Exercise: Reproduce all of the data below without alteration; exclude every picture.

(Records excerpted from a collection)
----

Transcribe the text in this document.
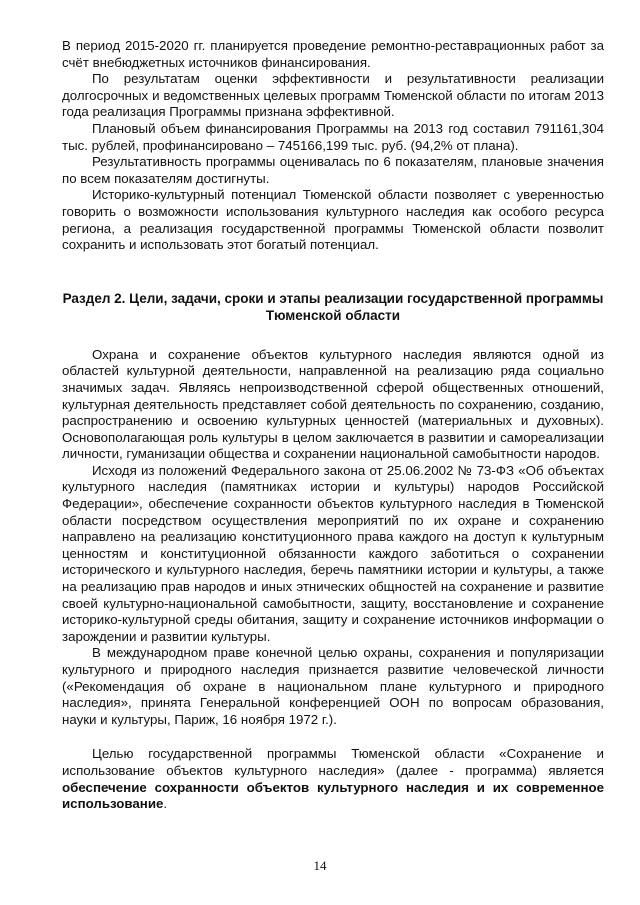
В период 2015-2020 гг. планируется проведение ремонтно-реставрационных работ за счёт внебюджетных источников финансирования.

По результатам оценки эффективности и результативности реализации долгосрочных и ведомственных целевых программ Тюменской области по итогам 2013 года реализация Программы признана эффективной.

Плановый объем финансирования Программы на 2013 год составил 791161,304 тыс. рублей, профинансировано – 745166,199 тыс. руб. (94,2% от плана).

Результативность программы оценивалась по 6 показателям, плановые значения по всем показателям достигнуты.

Историко-культурный потенциал Тюменской области позволяет с уверенностью говорить о возможности использования культурного наследия как особого ресурса региона, а реализация государственной программы Тюменской области позволит сохранить и использовать этот богатый потенциал.

Раздел 2. Цели, задачи, сроки и этапы реализации государственной программы Тюменской области

Охрана и сохранение объектов культурного наследия являются одной из областей культурной деятельности, направленной на реализацию ряда социально значимых задач. Являясь непроизводственной сферой общественных отношений, культурная деятельность представляет собой деятельность по сохранению, созданию, распространению и освоению культурных ценностей (материальных и духовных). Основополагающая роль культуры в целом заключается в развитии и самореализации личности, гуманизации общества и сохранении национальной самобытности народов.

Исходя из положений Федерального закона от 25.06.2002 № 73-ФЗ «Об объектах культурного наследия (памятниках истории и культуры) народов Российской Федерации», обеспечение сохранности объектов культурного наследия в Тюменской области посредством осуществления мероприятий по их охране и сохранению направлено на реализацию конституционного права каждого на доступ к культурным ценностям и конституционной обязанности каждого заботиться о сохранении исторического и культурного наследия, беречь памятники истории и культуры, а также на реализацию прав народов и иных этнических общностей на сохранение и развитие своей культурно-национальной самобытности, защиту, восстановление и сохранение историко-культурной среды обитания, защиту и сохранение источников информации о зарождении и развитии культуры.

В международном праве конечной целью охраны, сохранения и популяризации культурного и природного наследия признается развитие человеческой личности («Рекомендация об охране в национальном плане культурного и природного наследия», принята Генеральной конференцией ООН по вопросам образования, науки и культуры, Париж, 16 ноября 1972 г.).

Целью государственной программы Тюменской области «Сохранение и использование объектов культурного наследия» (далее - программа) является обеспечение сохранности объектов культурного наследия и их современное использование.

14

----

Problem solution:
Transcribe the text in this document.
В период 2015-2020 гг. планируется проведение ремонтно-реставрационных работ за счёт внебюджетных источников финансирования.

По результатам оценки эффективности и результативности реализации долгосрочных и ведомственных целевых программ Тюменской области по итогам 2013 года реализация Программы признана эффективной.

Плановый объем финансирования Программы на 2013 год составил 791161,304 тыс. рублей, профинансировано – 745166,199 тыс. руб. (94,2% от плана).

Результативность программы оценивалась по 6 показателям, плановые значения по всем показателям достигнуты.

Историко-культурный потенциал Тюменской области позволяет с уверенностью говорить о возможности использования культурного наследия как особого ресурса региона, а реализация государственной программы Тюменской области позволит сохранить и использовать этот богатый потенциал.

Раздел 2. Цели, задачи, сроки и этапы реализации государственной программы Тюменской области

Охрана и сохранение объектов культурного наследия являются одной из областей культурной деятельности, направленной на реализацию ряда социально значимых задач. Являясь непроизводственной сферой общественных отношений, культурная деятельность представляет собой деятельность по сохранению, созданию, распространению и освоению культурных ценностей (материальных и духовных). Основополагающая роль культуры в целом заключается в развитии и самореализации личности, гуманизации общества и сохранении национальной самобытности народов.

Исходя из положений Федерального закона от 25.06.2002 № 73-ФЗ «Об объектах культурного наследия (памятниках истории и культуры) народов Российской Федерации», обеспечение сохранности объектов культурного наследия в Тюменской области посредством осуществления мероприятий по их охране и сохранению направлено на реализацию конституционного права каждого на доступ к культурным ценностям и конституционной обязанности каждого заботиться о сохранении исторического и культурного наследия, беречь памятники истории и культуры, а также на реализацию прав народов и иных этнических общностей на сохранение и развитие своей культурно-национальной самобытности, защиту, восстановление и сохранение историко-культурной среды обитания, защиту и сохранение источников информации о зарождении и развитии культуры.

В международном праве конечной целью охраны, сохранения и популяризации культурного и природного наследия признается развитие человеческой личности («Рекомендация об охране в национальном плане культурного и природного наследия», принята Генеральной конференцией ООН по вопросам образования, науки и культуры, Париж, 16 ноября 1972 г.).

Целью государственной программы Тюменской области «Сохранение и использование объектов культурного наследия» (далее - программа) является обеспечение сохранности объектов культурного наследия и их современное использование.

14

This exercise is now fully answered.